* Written instruction: Pictures stay out of your copy, but everything else in the records below must be repeated exactly.
>>
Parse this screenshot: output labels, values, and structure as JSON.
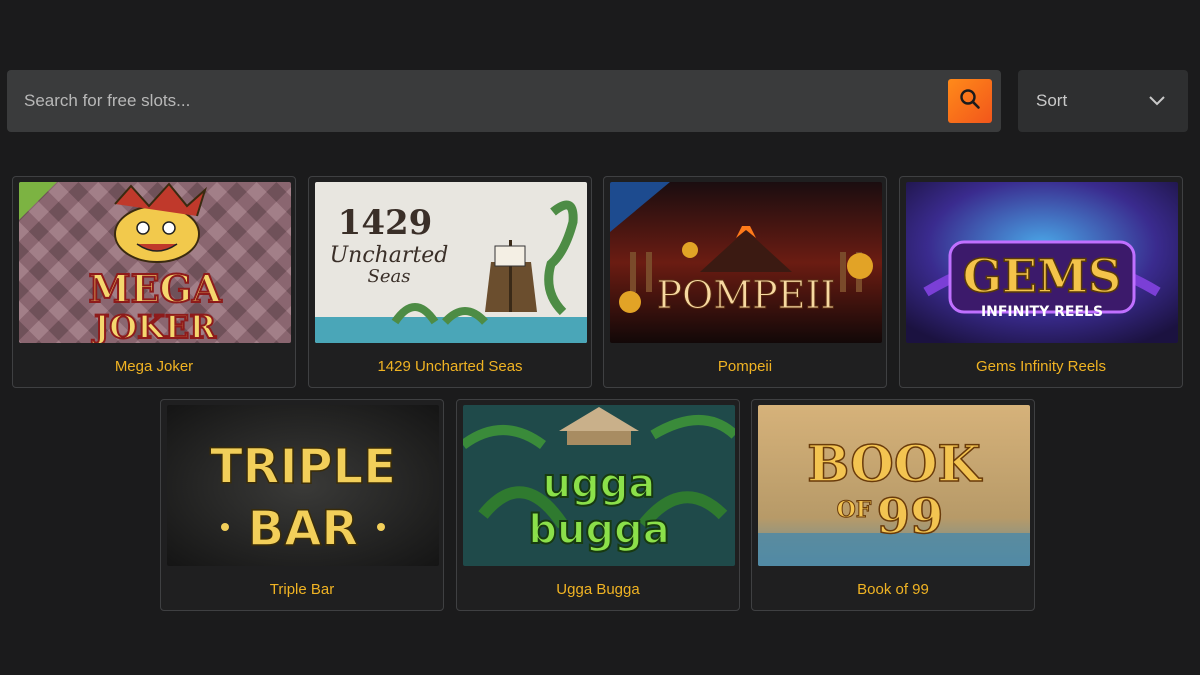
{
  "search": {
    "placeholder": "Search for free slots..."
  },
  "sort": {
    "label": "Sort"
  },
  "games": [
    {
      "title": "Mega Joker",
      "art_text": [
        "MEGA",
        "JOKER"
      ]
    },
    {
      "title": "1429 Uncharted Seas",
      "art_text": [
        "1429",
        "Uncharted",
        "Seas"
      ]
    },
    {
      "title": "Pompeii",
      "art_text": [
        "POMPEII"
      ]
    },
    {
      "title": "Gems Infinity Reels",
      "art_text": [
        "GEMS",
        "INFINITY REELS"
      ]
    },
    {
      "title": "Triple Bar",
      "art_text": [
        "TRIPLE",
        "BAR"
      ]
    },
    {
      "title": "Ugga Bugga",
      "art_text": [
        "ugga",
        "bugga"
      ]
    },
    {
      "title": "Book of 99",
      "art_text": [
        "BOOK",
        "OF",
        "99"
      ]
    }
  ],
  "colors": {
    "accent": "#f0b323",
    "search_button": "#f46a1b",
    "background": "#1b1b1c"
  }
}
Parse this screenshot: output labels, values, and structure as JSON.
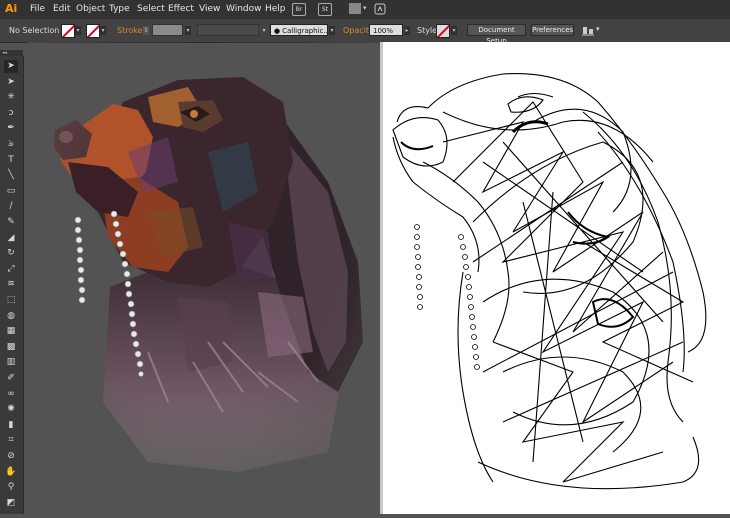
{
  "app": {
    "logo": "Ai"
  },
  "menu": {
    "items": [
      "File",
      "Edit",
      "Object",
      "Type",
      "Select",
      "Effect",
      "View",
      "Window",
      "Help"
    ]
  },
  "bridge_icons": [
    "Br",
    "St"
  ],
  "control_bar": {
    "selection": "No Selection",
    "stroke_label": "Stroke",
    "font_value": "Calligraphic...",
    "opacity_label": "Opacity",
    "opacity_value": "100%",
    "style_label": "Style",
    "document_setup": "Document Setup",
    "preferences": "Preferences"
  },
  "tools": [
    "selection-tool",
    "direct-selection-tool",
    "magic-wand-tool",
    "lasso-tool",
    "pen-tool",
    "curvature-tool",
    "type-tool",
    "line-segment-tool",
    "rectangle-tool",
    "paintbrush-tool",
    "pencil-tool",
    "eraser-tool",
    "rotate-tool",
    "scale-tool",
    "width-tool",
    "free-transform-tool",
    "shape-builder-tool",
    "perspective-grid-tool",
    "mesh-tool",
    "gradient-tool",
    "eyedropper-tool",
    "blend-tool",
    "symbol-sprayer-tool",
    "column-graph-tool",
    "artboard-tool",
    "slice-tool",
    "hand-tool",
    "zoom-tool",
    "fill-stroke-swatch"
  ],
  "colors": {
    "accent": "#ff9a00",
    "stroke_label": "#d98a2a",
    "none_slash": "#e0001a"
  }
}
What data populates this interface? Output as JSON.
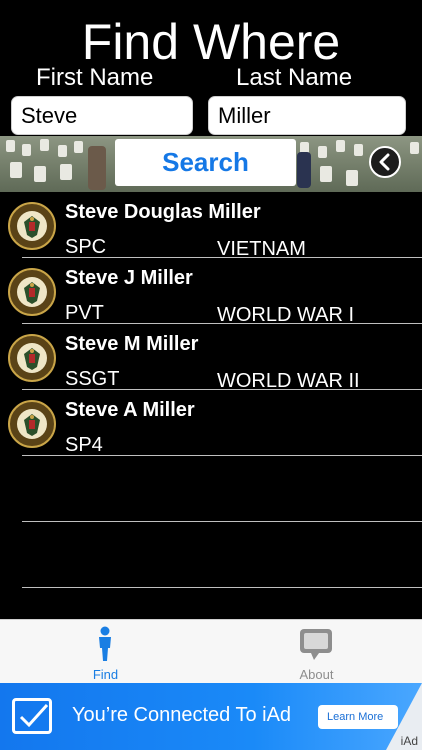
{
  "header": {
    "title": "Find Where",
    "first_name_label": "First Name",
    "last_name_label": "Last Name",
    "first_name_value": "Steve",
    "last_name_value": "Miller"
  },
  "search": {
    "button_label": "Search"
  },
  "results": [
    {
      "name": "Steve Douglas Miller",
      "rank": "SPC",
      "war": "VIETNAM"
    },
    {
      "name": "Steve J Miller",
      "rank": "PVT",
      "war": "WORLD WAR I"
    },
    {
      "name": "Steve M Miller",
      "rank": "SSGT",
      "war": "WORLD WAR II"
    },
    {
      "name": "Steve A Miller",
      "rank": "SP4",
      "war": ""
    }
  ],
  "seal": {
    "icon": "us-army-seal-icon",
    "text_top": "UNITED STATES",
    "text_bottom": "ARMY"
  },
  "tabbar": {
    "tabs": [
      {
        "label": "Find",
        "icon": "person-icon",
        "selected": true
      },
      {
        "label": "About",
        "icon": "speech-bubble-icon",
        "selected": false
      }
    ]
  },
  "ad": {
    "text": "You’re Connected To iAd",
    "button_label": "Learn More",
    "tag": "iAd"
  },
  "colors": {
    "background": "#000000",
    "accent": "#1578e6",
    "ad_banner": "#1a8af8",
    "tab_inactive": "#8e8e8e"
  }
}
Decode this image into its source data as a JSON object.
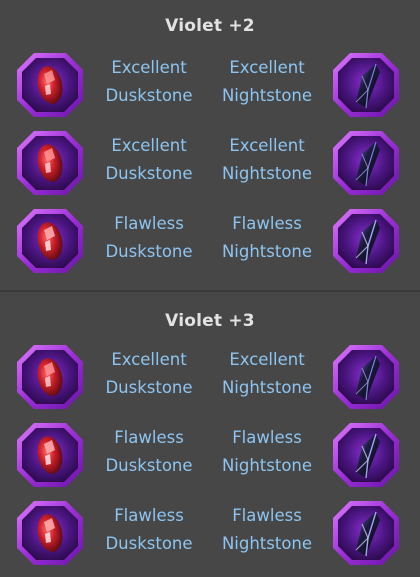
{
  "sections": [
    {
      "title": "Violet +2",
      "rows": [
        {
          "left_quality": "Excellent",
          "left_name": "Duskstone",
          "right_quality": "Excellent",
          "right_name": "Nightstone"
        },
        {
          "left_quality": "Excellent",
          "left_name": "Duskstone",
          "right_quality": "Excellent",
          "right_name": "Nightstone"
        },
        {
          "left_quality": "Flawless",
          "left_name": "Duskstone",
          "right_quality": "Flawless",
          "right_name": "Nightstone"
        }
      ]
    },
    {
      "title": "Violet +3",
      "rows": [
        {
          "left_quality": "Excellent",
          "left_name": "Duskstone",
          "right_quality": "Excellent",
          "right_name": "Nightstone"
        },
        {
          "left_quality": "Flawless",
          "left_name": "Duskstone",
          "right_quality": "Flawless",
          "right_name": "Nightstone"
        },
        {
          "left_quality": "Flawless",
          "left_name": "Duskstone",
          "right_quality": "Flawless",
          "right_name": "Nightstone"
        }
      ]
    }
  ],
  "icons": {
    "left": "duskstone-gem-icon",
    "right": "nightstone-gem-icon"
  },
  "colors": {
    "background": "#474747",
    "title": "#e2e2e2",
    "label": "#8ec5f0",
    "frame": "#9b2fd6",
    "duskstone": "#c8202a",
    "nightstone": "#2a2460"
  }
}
<<
* Written reply:
Parse this screenshot: output labels, values, and structure as JSON.
{
  "search": {
    "placeholder": "Search for free slots..."
  },
  "sort": {
    "label": "Sort"
  },
  "games": [
    {
      "title": "Mega Joker",
      "art_text": [
        "MEGA",
        "JOKER"
      ]
    },
    {
      "title": "1429 Uncharted Seas",
      "art_text": [
        "1429",
        "Uncharted",
        "Seas"
      ]
    },
    {
      "title": "Pompeii",
      "art_text": [
        "POMPEII"
      ]
    },
    {
      "title": "Gems Infinity Reels",
      "art_text": [
        "GEMS",
        "INFINITY REELS"
      ]
    },
    {
      "title": "Triple Bar",
      "art_text": [
        "TRIPLE",
        "BAR"
      ]
    },
    {
      "title": "Ugga Bugga",
      "art_text": [
        "ugga",
        "bugga"
      ]
    },
    {
      "title": "Book of 99",
      "art_text": [
        "BOOK",
        "OF",
        "99"
      ]
    }
  ],
  "colors": {
    "accent": "#f0b323",
    "search_button": "#f46a1b",
    "background": "#1b1b1c"
  }
}
Parse this screenshot: output labels, values, and structure as JSON.
{
  "app": {
    "logo": "Ai"
  },
  "menu": {
    "items": [
      "File",
      "Edit",
      "Object",
      "Type",
      "Select",
      "Effect",
      "View",
      "Window",
      "Help"
    ]
  },
  "bridge_icons": [
    "Br",
    "St"
  ],
  "control_bar": {
    "selection": "No Selection",
    "stroke_label": "Stroke",
    "font_value": "Calligraphic...",
    "opacity_label": "Opacity",
    "opacity_value": "100%",
    "style_label": "Style",
    "document_setup": "Document Setup",
    "preferences": "Preferences"
  },
  "tools": [
    "selection-tool",
    "direct-selection-tool",
    "magic-wand-tool",
    "lasso-tool",
    "pen-tool",
    "curvature-tool",
    "type-tool",
    "line-segment-tool",
    "rectangle-tool",
    "paintbrush-tool",
    "pencil-tool",
    "eraser-tool",
    "rotate-tool",
    "scale-tool",
    "width-tool",
    "free-transform-tool",
    "shape-builder-tool",
    "perspective-grid-tool",
    "mesh-tool",
    "gradient-tool",
    "eyedropper-tool",
    "blend-tool",
    "symbol-sprayer-tool",
    "column-graph-tool",
    "artboard-tool",
    "slice-tool",
    "hand-tool",
    "zoom-tool",
    "fill-stroke-swatch"
  ],
  "colors": {
    "accent": "#ff9a00",
    "stroke_label": "#d98a2a",
    "none_slash": "#e0001a"
  }
}
What data populates this interface? Output as JSON.
{
  "header": {
    "title": "Find Where",
    "first_name_label": "First Name",
    "last_name_label": "Last Name",
    "first_name_value": "Steve",
    "last_name_value": "Miller"
  },
  "search": {
    "button_label": "Search"
  },
  "results": [
    {
      "name": "Steve Douglas Miller",
      "rank": "SPC",
      "war": "VIETNAM"
    },
    {
      "name": "Steve J Miller",
      "rank": "PVT",
      "war": "WORLD WAR I"
    },
    {
      "name": "Steve M Miller",
      "rank": "SSGT",
      "war": "WORLD WAR II"
    },
    {
      "name": "Steve A Miller",
      "rank": "SP4",
      "war": ""
    }
  ],
  "seal": {
    "icon": "us-army-seal-icon",
    "text_top": "UNITED STATES",
    "text_bottom": "ARMY"
  },
  "tabbar": {
    "tabs": [
      {
        "label": "Find",
        "icon": "person-icon",
        "selected": true
      },
      {
        "label": "About",
        "icon": "speech-bubble-icon",
        "selected": false
      }
    ]
  },
  "ad": {
    "text": "You’re Connected To iAd",
    "button_label": "Learn More",
    "tag": "iAd"
  },
  "colors": {
    "background": "#000000",
    "accent": "#1578e6",
    "ad_banner": "#1a8af8",
    "tab_inactive": "#8e8e8e"
  }
}
Decode this image into its source data as a JSON object.
{
  "sections": [
    {
      "title": "Violet +2",
      "rows": [
        {
          "left_quality": "Excellent",
          "left_name": "Duskstone",
          "right_quality": "Excellent",
          "right_name": "Nightstone"
        },
        {
          "left_quality": "Excellent",
          "left_name": "Duskstone",
          "right_quality": "Excellent",
          "right_name": "Nightstone"
        },
        {
          "left_quality": "Flawless",
          "left_name": "Duskstone",
          "right_quality": "Flawless",
          "right_name": "Nightstone"
        }
      ]
    },
    {
      "title": "Violet +3",
      "rows": [
        {
          "left_quality": "Excellent",
          "left_name": "Duskstone",
          "right_quality": "Excellent",
          "right_name": "Nightstone"
        },
        {
          "left_quality": "Flawless",
          "left_name": "Duskstone",
          "right_quality": "Flawless",
          "right_name": "Nightstone"
        },
        {
          "left_quality": "Flawless",
          "left_name": "Duskstone",
          "right_quality": "Flawless",
          "right_name": "Nightstone"
        }
      ]
    }
  ],
  "icons": {
    "left": "duskstone-gem-icon",
    "right": "nightstone-gem-icon"
  },
  "colors": {
    "background": "#474747",
    "title": "#e2e2e2",
    "label": "#8ec5f0",
    "frame": "#9b2fd6",
    "duskstone": "#c8202a",
    "nightstone": "#2a2460"
  }
}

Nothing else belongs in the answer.